## Task prompt:
Are you able to quote each entry exactly as written?
-- Start --
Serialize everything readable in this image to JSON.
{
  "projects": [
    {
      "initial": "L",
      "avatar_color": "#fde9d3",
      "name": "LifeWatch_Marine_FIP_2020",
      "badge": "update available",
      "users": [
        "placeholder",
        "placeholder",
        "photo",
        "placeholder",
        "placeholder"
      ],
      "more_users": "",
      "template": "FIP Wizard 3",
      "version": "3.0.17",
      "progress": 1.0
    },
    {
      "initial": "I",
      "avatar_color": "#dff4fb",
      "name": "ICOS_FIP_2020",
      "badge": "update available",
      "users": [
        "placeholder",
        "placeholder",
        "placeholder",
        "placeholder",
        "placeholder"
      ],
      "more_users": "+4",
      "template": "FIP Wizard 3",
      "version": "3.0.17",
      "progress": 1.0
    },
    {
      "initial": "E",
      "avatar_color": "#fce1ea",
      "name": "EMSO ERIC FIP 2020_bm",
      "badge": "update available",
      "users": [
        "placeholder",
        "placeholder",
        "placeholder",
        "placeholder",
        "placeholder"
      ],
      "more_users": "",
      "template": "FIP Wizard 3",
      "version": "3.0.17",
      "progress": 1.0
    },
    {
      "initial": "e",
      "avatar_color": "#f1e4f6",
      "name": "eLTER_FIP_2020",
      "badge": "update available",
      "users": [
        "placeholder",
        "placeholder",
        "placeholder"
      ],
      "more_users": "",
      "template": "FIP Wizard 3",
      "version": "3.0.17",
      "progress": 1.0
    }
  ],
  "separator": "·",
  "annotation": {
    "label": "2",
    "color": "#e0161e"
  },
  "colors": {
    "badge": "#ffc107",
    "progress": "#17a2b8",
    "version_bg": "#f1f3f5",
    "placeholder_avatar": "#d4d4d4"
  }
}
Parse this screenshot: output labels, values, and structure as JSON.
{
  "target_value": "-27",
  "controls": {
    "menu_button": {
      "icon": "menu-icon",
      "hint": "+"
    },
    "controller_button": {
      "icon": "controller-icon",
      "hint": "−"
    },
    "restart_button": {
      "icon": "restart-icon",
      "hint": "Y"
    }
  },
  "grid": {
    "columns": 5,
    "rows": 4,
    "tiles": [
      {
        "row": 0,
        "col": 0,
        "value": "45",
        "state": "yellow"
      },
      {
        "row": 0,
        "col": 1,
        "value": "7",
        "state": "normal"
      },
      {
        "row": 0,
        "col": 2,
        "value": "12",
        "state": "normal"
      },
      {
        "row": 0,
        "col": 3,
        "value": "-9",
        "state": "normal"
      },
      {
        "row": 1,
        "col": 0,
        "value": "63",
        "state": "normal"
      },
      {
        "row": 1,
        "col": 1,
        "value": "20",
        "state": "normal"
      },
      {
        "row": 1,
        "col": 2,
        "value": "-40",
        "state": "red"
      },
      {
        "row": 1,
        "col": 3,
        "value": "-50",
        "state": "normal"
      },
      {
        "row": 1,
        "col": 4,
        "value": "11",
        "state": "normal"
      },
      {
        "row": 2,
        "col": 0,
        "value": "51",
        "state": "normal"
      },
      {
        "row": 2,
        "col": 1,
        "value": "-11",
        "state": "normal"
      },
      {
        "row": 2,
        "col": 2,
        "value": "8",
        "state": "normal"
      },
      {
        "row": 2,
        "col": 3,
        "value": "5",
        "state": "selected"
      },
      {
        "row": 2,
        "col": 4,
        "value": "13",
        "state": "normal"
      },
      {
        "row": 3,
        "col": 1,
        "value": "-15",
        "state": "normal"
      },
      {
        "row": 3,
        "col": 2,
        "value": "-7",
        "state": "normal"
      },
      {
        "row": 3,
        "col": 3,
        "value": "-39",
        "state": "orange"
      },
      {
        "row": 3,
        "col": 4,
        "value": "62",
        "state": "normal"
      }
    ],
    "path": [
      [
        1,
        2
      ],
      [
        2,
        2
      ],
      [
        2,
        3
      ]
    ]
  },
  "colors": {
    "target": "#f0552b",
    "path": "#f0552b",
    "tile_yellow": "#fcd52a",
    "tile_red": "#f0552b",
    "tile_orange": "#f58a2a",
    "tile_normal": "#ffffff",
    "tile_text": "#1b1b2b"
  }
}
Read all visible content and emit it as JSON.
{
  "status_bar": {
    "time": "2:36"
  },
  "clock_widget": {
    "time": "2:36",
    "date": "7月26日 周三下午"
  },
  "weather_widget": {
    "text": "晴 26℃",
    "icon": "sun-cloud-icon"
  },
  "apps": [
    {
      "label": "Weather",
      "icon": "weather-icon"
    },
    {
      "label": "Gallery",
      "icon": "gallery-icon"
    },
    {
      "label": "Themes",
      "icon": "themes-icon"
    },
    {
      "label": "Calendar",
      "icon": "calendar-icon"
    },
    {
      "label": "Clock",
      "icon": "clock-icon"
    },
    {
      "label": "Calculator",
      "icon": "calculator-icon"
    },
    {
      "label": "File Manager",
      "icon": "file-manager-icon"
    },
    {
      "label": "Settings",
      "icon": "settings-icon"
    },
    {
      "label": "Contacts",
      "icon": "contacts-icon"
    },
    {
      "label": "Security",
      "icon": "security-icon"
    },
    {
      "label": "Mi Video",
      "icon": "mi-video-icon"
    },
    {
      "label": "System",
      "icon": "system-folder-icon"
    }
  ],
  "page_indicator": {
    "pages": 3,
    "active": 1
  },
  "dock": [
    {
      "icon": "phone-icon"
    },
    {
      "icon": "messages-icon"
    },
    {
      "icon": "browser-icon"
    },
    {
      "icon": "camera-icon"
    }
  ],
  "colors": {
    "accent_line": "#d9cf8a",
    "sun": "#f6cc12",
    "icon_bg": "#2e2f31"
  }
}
-- End --
## Complete answer:
Serialize everything readable in this image to JSON.
{
  "projects": [
    {
      "initial": "L",
      "avatar_color": "#fde9d3",
      "name": "LifeWatch_Marine_FIP_2020",
      "badge": "update available",
      "users": [
        "placeholder",
        "placeholder",
        "photo",
        "placeholder",
        "placeholder"
      ],
      "more_users": "",
      "template": "FIP Wizard 3",
      "version": "3.0.17",
      "progress": 1.0
    },
    {
      "initial": "I",
      "avatar_color": "#dff4fb",
      "name": "ICOS_FIP_2020",
      "badge": "update available",
      "users": [
        "placeholder",
        "placeholder",
        "placeholder",
        "placeholder",
        "placeholder"
      ],
      "more_users": "+4",
      "template": "FIP Wizard 3",
      "version": "3.0.17",
      "progress": 1.0
    },
    {
      "initial": "E",
      "avatar_color": "#fce1ea",
      "name": "EMSO ERIC FIP 2020_bm",
      "badge": "update available",
      "users": [
        "placeholder",
        "placeholder",
        "placeholder",
        "placeholder",
        "placeholder"
      ],
      "more_users": "",
      "template": "FIP Wizard 3",
      "version": "3.0.17",
      "progress": 1.0
    },
    {
      "initial": "e",
      "avatar_color": "#f1e4f6",
      "name": "eLTER_FIP_2020",
      "badge": "update available",
      "users": [
        "placeholder",
        "placeholder",
        "placeholder"
      ],
      "more_users": "",
      "template": "FIP Wizard 3",
      "version": "3.0.17",
      "progress": 1.0
    }
  ],
  "separator": "·",
  "annotation": {
    "label": "2",
    "color": "#e0161e"
  },
  "colors": {
    "badge": "#ffc107",
    "progress": "#17a2b8",
    "version_bg": "#f1f3f5",
    "placeholder_avatar": "#d4d4d4"
  }
}
Parse this screenshot: output labels, values, and structure as JSON.
{
  "target_value": "-27",
  "controls": {
    "menu_button": {
      "icon": "menu-icon",
      "hint": "+"
    },
    "controller_button": {
      "icon": "controller-icon",
      "hint": "−"
    },
    "restart_button": {
      "icon": "restart-icon",
      "hint": "Y"
    }
  },
  "grid": {
    "columns": 5,
    "rows": 4,
    "tiles": [
      {
        "row": 0,
        "col": 0,
        "value": "45",
        "state": "yellow"
      },
      {
        "row": 0,
        "col": 1,
        "value": "7",
        "state": "normal"
      },
      {
        "row": 0,
        "col": 2,
        "value": "12",
        "state": "normal"
      },
      {
        "row": 0,
        "col": 3,
        "value": "-9",
        "state": "normal"
      },
      {
        "row": 1,
        "col": 0,
        "value": "63",
        "state": "normal"
      },
      {
        "row": 1,
        "col": 1,
        "value": "20",
        "state": "normal"
      },
      {
        "row": 1,
        "col": 2,
        "value": "-40",
        "state": "red"
      },
      {
        "row": 1,
        "col": 3,
        "value": "-50",
        "state": "normal"
      },
      {
        "row": 1,
        "col": 4,
        "value": "11",
        "state": "normal"
      },
      {
        "row": 2,
        "col": 0,
        "value": "51",
        "state": "normal"
      },
      {
        "row": 2,
        "col": 1,
        "value": "-11",
        "state": "normal"
      },
      {
        "row": 2,
        "col": 2,
        "value": "8",
        "state": "normal"
      },
      {
        "row": 2,
        "col": 3,
        "value": "5",
        "state": "selected"
      },
      {
        "row": 2,
        "col": 4,
        "value": "13",
        "state": "normal"
      },
      {
        "row": 3,
        "col": 1,
        "value": "-15",
        "state": "normal"
      },
      {
        "row": 3,
        "col": 2,
        "value": "-7",
        "state": "normal"
      },
      {
        "row": 3,
        "col": 3,
        "value": "-39",
        "state": "orange"
      },
      {
        "row": 3,
        "col": 4,
        "value": "62",
        "state": "normal"
      }
    ],
    "path": [
      [
        1,
        2
      ],
      [
        2,
        2
      ],
      [
        2,
        3
      ]
    ]
  },
  "colors": {
    "target": "#f0552b",
    "path": "#f0552b",
    "tile_yellow": "#fcd52a",
    "tile_red": "#f0552b",
    "tile_orange": "#f58a2a",
    "tile_normal": "#ffffff",
    "tile_text": "#1b1b2b"
  }
}
Read all visible content and emit it as JSON.
{
  "status_bar": {
    "time": "2:36"
  },
  "clock_widget": {
    "time": "2:36",
    "date": "7月26日 周三下午"
  },
  "weather_widget": {
    "text": "晴 26℃",
    "icon": "sun-cloud-icon"
  },
  "apps": [
    {
      "label": "Weather",
      "icon": "weather-icon"
    },
    {
      "label": "Gallery",
      "icon": "gallery-icon"
    },
    {
      "label": "Themes",
      "icon": "themes-icon"
    },
    {
      "label": "Calendar",
      "icon": "calendar-icon"
    },
    {
      "label": "Clock",
      "icon": "clock-icon"
    },
    {
      "label": "Calculator",
      "icon": "calculator-icon"
    },
    {
      "label": "File Manager",
      "icon": "file-manager-icon"
    },
    {
      "label": "Settings",
      "icon": "settings-icon"
    },
    {
      "label": "Contacts",
      "icon": "contacts-icon"
    },
    {
      "label": "Security",
      "icon": "security-icon"
    },
    {
      "label": "Mi Video",
      "icon": "mi-video-icon"
    },
    {
      "label": "System",
      "icon": "system-folder-icon"
    }
  ],
  "page_indicator": {
    "pages": 3,
    "active": 1
  },
  "dock": [
    {
      "icon": "phone-icon"
    },
    {
      "icon": "messages-icon"
    },
    {
      "icon": "browser-icon"
    },
    {
      "icon": "camera-icon"
    }
  ],
  "colors": {
    "accent_line": "#d9cf8a",
    "sun": "#f6cc12",
    "icon_bg": "#2e2f31"
  }
}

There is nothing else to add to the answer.